# Records for the task
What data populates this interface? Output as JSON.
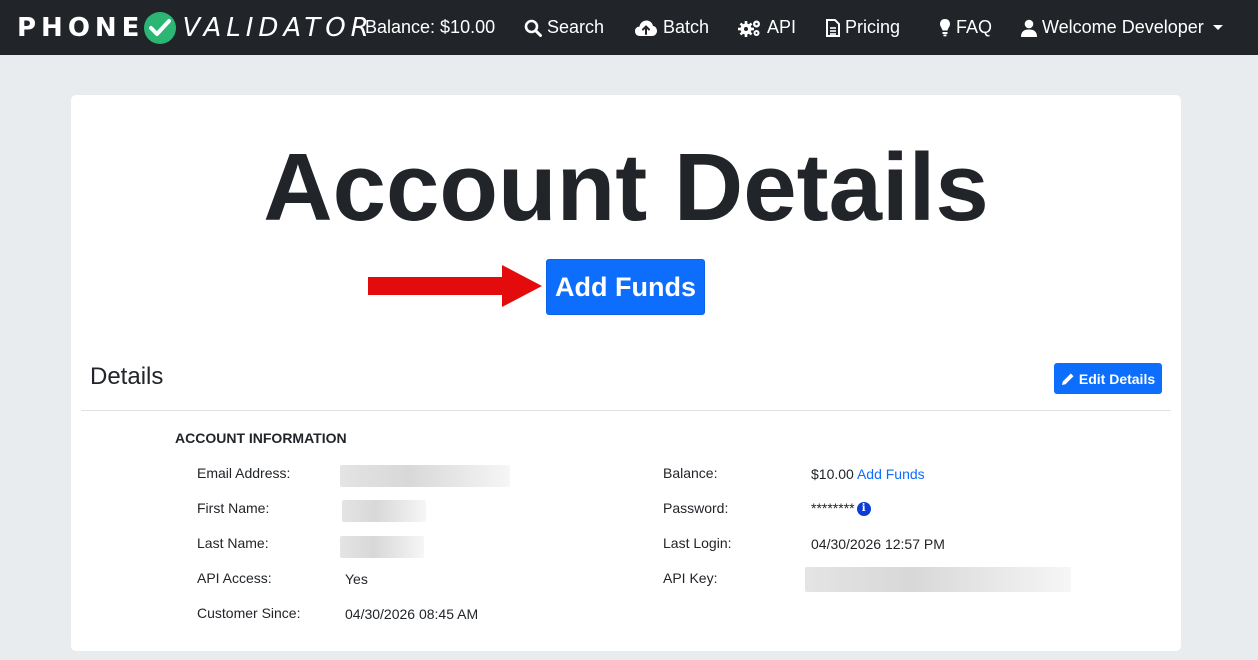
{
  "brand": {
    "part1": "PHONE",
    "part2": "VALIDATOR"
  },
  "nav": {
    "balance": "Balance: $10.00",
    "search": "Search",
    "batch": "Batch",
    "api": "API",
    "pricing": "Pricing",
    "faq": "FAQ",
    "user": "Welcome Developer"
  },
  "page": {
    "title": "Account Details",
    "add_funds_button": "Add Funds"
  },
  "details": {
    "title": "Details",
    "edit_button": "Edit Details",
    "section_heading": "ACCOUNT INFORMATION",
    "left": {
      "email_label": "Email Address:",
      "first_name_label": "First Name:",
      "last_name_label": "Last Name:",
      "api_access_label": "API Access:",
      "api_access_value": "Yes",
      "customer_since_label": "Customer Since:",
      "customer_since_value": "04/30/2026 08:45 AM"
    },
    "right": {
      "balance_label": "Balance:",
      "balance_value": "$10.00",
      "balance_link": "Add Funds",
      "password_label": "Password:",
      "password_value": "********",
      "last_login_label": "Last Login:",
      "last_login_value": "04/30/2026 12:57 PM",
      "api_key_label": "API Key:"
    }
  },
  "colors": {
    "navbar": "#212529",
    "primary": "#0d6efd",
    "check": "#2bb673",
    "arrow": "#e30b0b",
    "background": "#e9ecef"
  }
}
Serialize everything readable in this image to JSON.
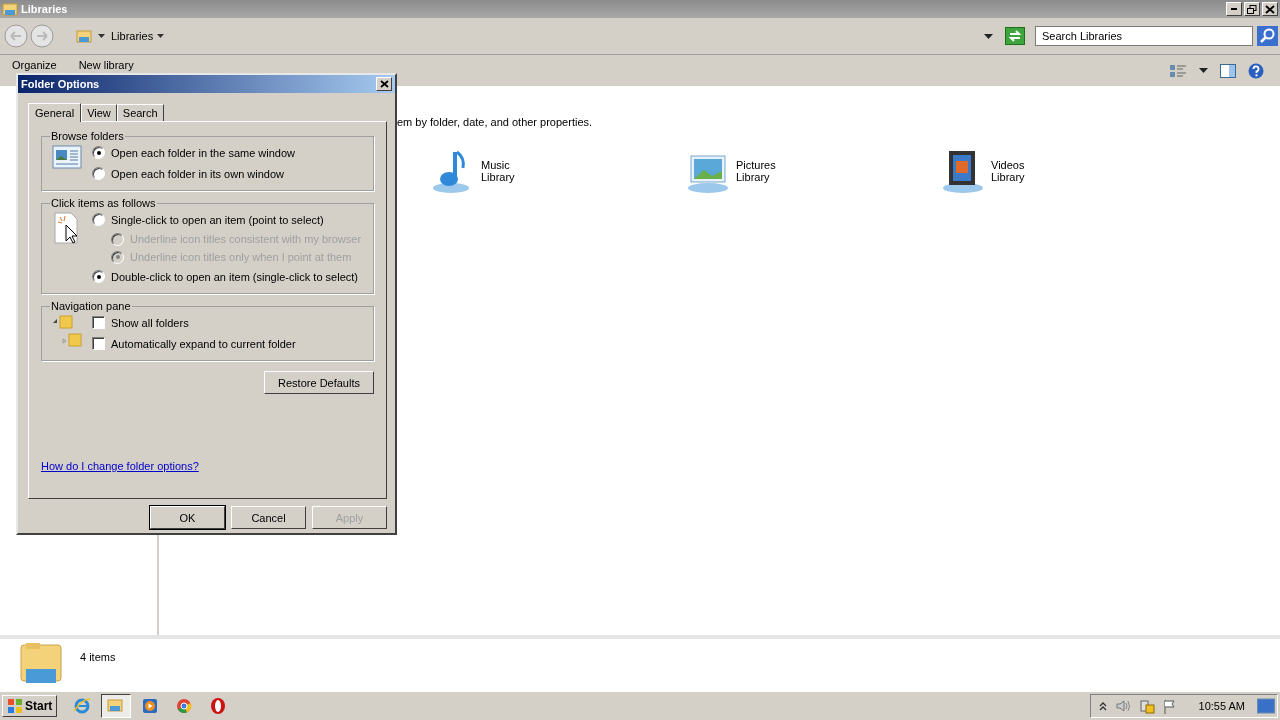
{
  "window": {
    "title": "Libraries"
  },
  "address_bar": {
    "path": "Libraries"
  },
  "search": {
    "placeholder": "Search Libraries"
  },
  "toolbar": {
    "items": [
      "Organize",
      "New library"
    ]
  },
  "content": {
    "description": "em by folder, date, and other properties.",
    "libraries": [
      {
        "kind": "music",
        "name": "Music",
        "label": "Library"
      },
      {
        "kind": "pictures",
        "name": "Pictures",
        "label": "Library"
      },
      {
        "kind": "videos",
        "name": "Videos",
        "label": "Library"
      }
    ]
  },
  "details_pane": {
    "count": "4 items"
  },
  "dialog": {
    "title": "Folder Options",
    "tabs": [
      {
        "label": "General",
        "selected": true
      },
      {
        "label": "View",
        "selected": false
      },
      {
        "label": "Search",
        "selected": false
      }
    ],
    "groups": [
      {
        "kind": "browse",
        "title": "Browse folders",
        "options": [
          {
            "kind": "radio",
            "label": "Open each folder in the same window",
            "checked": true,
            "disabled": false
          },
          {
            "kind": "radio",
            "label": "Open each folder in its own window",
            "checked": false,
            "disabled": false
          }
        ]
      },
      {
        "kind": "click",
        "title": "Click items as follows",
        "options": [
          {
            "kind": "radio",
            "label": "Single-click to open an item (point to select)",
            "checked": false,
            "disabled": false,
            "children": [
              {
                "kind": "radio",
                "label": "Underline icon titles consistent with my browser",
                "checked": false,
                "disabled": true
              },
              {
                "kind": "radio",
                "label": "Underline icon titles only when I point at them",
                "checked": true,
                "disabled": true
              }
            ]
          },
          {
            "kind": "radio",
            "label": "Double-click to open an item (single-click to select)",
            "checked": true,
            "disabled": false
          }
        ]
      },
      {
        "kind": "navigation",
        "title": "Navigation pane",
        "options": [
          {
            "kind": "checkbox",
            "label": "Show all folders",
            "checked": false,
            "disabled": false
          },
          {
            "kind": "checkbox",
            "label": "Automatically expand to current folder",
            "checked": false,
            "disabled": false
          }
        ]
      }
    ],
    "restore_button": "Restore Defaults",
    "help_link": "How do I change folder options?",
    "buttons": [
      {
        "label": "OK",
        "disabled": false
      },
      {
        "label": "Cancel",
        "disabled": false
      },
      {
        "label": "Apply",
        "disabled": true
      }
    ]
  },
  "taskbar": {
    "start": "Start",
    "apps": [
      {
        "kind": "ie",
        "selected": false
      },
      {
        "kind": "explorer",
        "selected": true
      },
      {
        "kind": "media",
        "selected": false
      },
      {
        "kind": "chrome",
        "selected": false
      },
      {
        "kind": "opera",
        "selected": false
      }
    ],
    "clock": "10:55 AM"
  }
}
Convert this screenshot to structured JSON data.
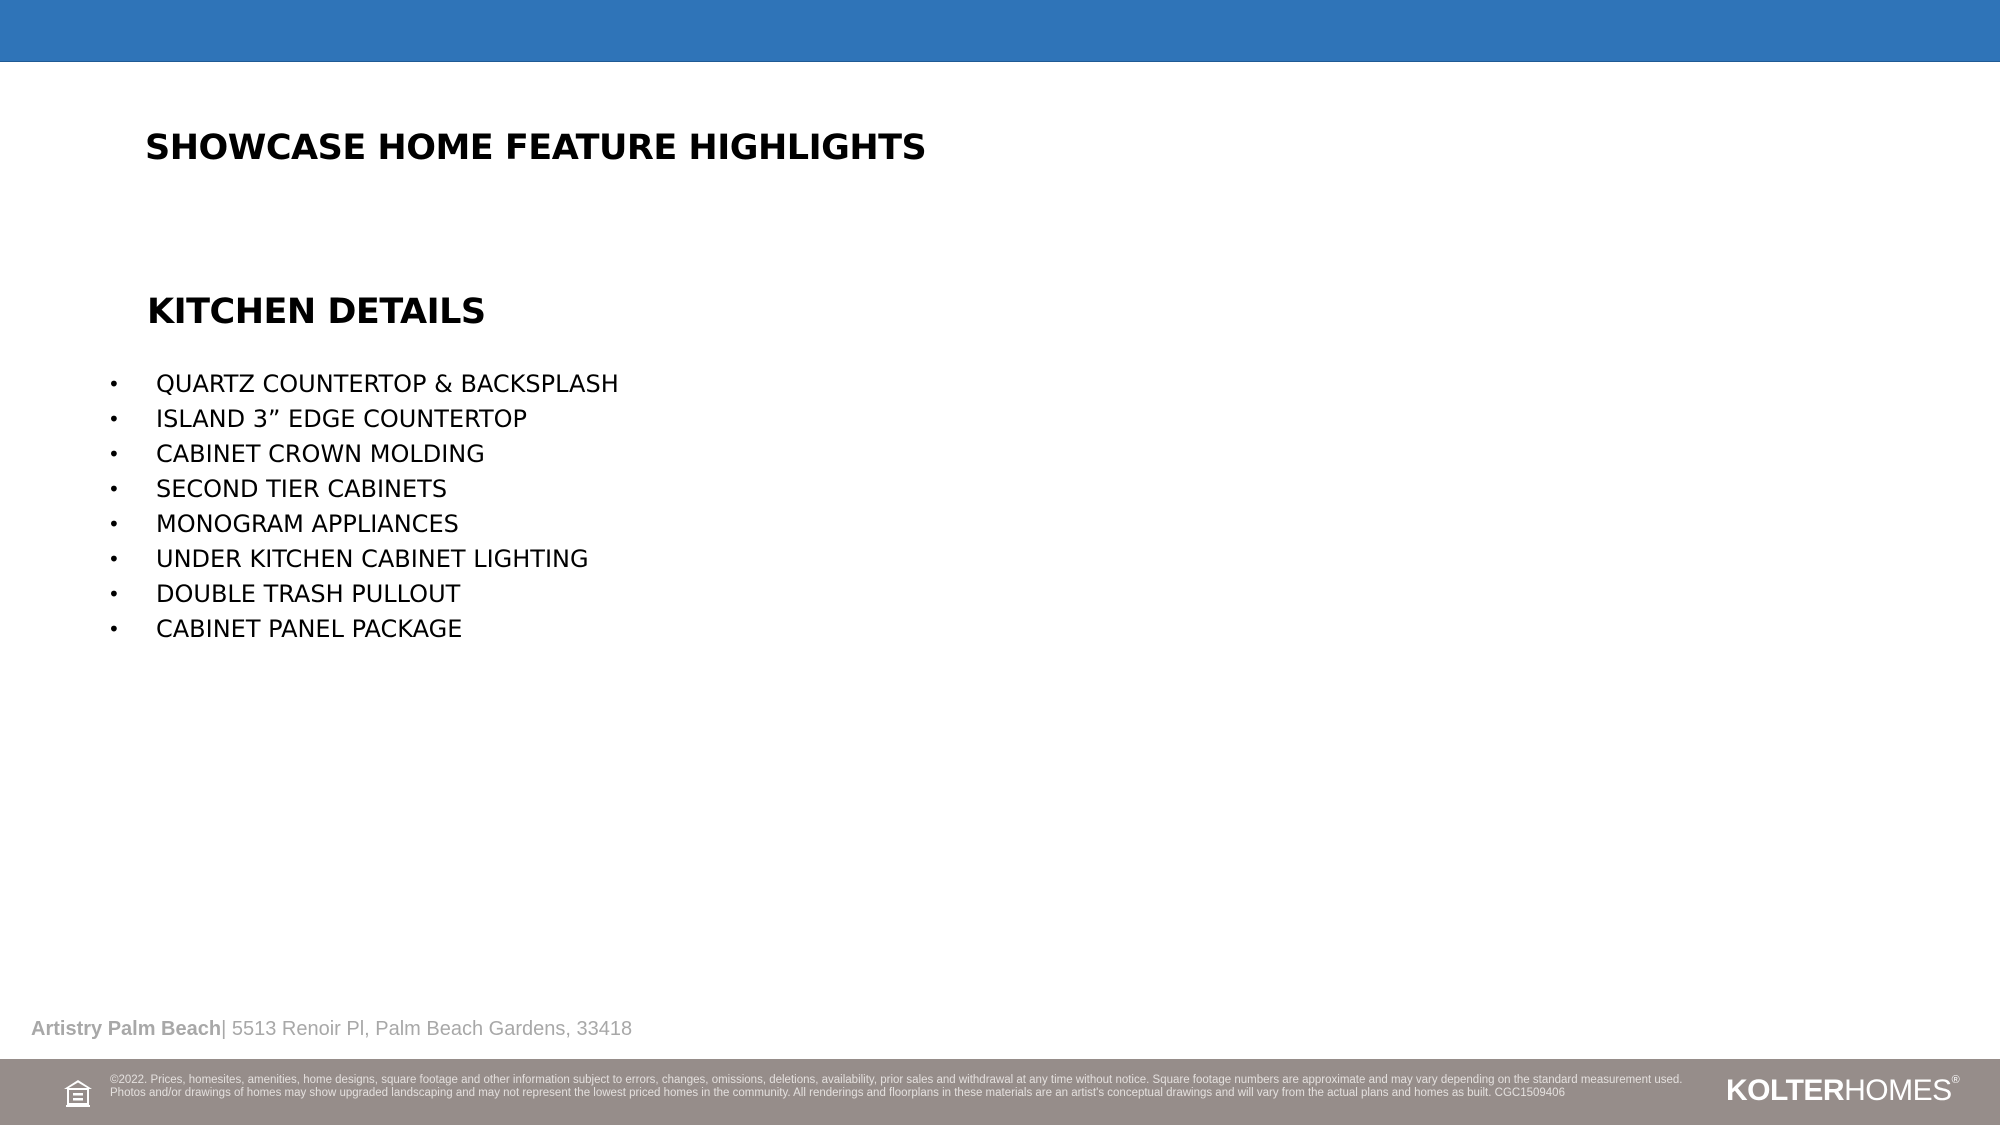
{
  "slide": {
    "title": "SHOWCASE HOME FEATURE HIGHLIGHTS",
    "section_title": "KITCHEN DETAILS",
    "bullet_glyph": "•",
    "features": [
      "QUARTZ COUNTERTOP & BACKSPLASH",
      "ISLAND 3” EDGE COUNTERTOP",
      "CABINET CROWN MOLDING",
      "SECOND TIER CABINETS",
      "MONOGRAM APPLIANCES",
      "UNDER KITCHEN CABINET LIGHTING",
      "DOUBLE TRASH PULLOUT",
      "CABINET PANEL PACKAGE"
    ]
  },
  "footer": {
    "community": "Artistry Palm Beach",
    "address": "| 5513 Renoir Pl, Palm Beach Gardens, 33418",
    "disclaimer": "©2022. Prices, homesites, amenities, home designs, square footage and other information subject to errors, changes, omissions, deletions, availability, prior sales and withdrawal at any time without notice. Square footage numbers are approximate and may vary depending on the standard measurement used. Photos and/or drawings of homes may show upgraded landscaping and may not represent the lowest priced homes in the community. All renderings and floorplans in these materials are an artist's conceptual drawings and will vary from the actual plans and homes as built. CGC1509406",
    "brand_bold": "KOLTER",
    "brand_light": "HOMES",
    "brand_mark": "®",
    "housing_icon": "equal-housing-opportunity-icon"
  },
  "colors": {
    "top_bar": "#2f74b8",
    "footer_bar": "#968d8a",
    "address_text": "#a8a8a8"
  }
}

# Stated problem
Reproduce every line exactly and omit all pictures.

# Complete output
What data populates this interface? Output as JSON.
{
  "brand": {
    "part1": "PHONE",
    "part2": "VALIDATOR"
  },
  "nav": {
    "balance": "Balance: $10.00",
    "search": "Search",
    "batch": "Batch",
    "api": "API",
    "pricing": "Pricing",
    "faq": "FAQ",
    "user": "Welcome Developer"
  },
  "page": {
    "title": "Account Details",
    "add_funds_button": "Add Funds"
  },
  "details": {
    "title": "Details",
    "edit_button": "Edit Details",
    "section_heading": "ACCOUNT INFORMATION",
    "left": {
      "email_label": "Email Address:",
      "first_name_label": "First Name:",
      "last_name_label": "Last Name:",
      "api_access_label": "API Access:",
      "api_access_value": "Yes",
      "customer_since_label": "Customer Since:",
      "customer_since_value": "04/30/2026 08:45 AM"
    },
    "right": {
      "balance_label": "Balance:",
      "balance_value": "$10.00",
      "balance_link": "Add Funds",
      "password_label": "Password:",
      "password_value": "********",
      "last_login_label": "Last Login:",
      "last_login_value": "04/30/2026 12:57 PM",
      "api_key_label": "API Key:"
    }
  },
  "colors": {
    "navbar": "#212529",
    "primary": "#0d6efd",
    "check": "#2bb673",
    "arrow": "#e30b0b",
    "background": "#e9ecef"
  }
}
Serialize everything readable in this image to JSON.
{
  "window": {
    "title": "Libraries"
  },
  "address_bar": {
    "path": "Libraries"
  },
  "search": {
    "placeholder": "Search Libraries"
  },
  "toolbar": {
    "items": [
      "Organize",
      "New library"
    ]
  },
  "content": {
    "description": "em by folder, date, and other properties.",
    "libraries": [
      {
        "kind": "music",
        "name": "Music",
        "label": "Library"
      },
      {
        "kind": "pictures",
        "name": "Pictures",
        "label": "Library"
      },
      {
        "kind": "videos",
        "name": "Videos",
        "label": "Library"
      }
    ]
  },
  "details_pane": {
    "count": "4 items"
  },
  "dialog": {
    "title": "Folder Options",
    "tabs": [
      {
        "label": "General",
        "selected": true
      },
      {
        "label": "View",
        "selected": false
      },
      {
        "label": "Search",
        "selected": false
      }
    ],
    "groups": [
      {
        "kind": "browse",
        "title": "Browse folders",
        "options": [
          {
            "kind": "radio",
            "label": "Open each folder in the same window",
            "checked": true,
            "disabled": false
          },
          {
            "kind": "radio",
            "label": "Open each folder in its own window",
            "checked": false,
            "disabled": false
          }
        ]
      },
      {
        "kind": "click",
        "title": "Click items as follows",
        "options": [
          {
            "kind": "radio",
            "label": "Single-click to open an item (point to select)",
            "checked": false,
            "disabled": false,
            "children": [
              {
                "kind": "radio",
                "label": "Underline icon titles consistent with my browser",
                "checked": false,
                "disabled": true
              },
              {
                "kind": "radio",
                "label": "Underline icon titles only when I point at them",
                "checked": true,
                "disabled": true
              }
            ]
          },
          {
            "kind": "radio",
            "label": "Double-click to open an item (single-click to select)",
            "checked": true,
            "disabled": false
          }
        ]
      },
      {
        "kind": "navigation",
        "title": "Navigation pane",
        "options": [
          {
            "kind": "checkbox",
            "label": "Show all folders",
            "checked": false,
            "disabled": false
          },
          {
            "kind": "checkbox",
            "label": "Automatically expand to current folder",
            "checked": false,
            "disabled": false
          }
        ]
      }
    ],
    "restore_button": "Restore Defaults",
    "help_link": "How do I change folder options?",
    "buttons": [
      {
        "label": "OK",
        "disabled": false
      },
      {
        "label": "Cancel",
        "disabled": false
      },
      {
        "label": "Apply",
        "disabled": true
      }
    ]
  },
  "taskbar": {
    "start": "Start",
    "apps": [
      {
        "kind": "ie",
        "selected": false
      },
      {
        "kind": "explorer",
        "selected": true
      },
      {
        "kind": "media",
        "selected": false
      },
      {
        "kind": "chrome",
        "selected": false
      },
      {
        "kind": "opera",
        "selected": false
      }
    ],
    "clock": "10:55 AM"
  }
}
Convert this screenshot to structured JSON data.
{
  "slide": {
    "title": "SHOWCASE HOME FEATURE HIGHLIGHTS",
    "section_title": "KITCHEN DETAILS",
    "bullet_glyph": "•",
    "features": [
      "QUARTZ COUNTERTOP & BACKSPLASH",
      "ISLAND 3” EDGE COUNTERTOP",
      "CABINET CROWN MOLDING",
      "SECOND TIER CABINETS",
      "MONOGRAM APPLIANCES",
      "UNDER KITCHEN CABINET LIGHTING",
      "DOUBLE TRASH PULLOUT",
      "CABINET PANEL PACKAGE"
    ]
  },
  "footer": {
    "community": "Artistry Palm Beach",
    "address": "| 5513 Renoir Pl, Palm Beach Gardens, 33418",
    "disclaimer": "©2022. Prices, homesites, amenities, home designs, square footage and other information subject to errors, changes, omissions, deletions, availability, prior sales and withdrawal at any time without notice. Square footage numbers are approximate and may vary depending on the standard measurement used. Photos and/or drawings of homes may show upgraded landscaping and may not represent the lowest priced homes in the community. All renderings and floorplans in these materials are an artist's conceptual drawings and will vary from the actual plans and homes as built. CGC1509406",
    "brand_bold": "KOLTER",
    "brand_light": "HOMES",
    "brand_mark": "®",
    "housing_icon": "equal-housing-opportunity-icon"
  },
  "colors": {
    "top_bar": "#2f74b8",
    "footer_bar": "#968d8a",
    "address_text": "#a8a8a8"
  }
}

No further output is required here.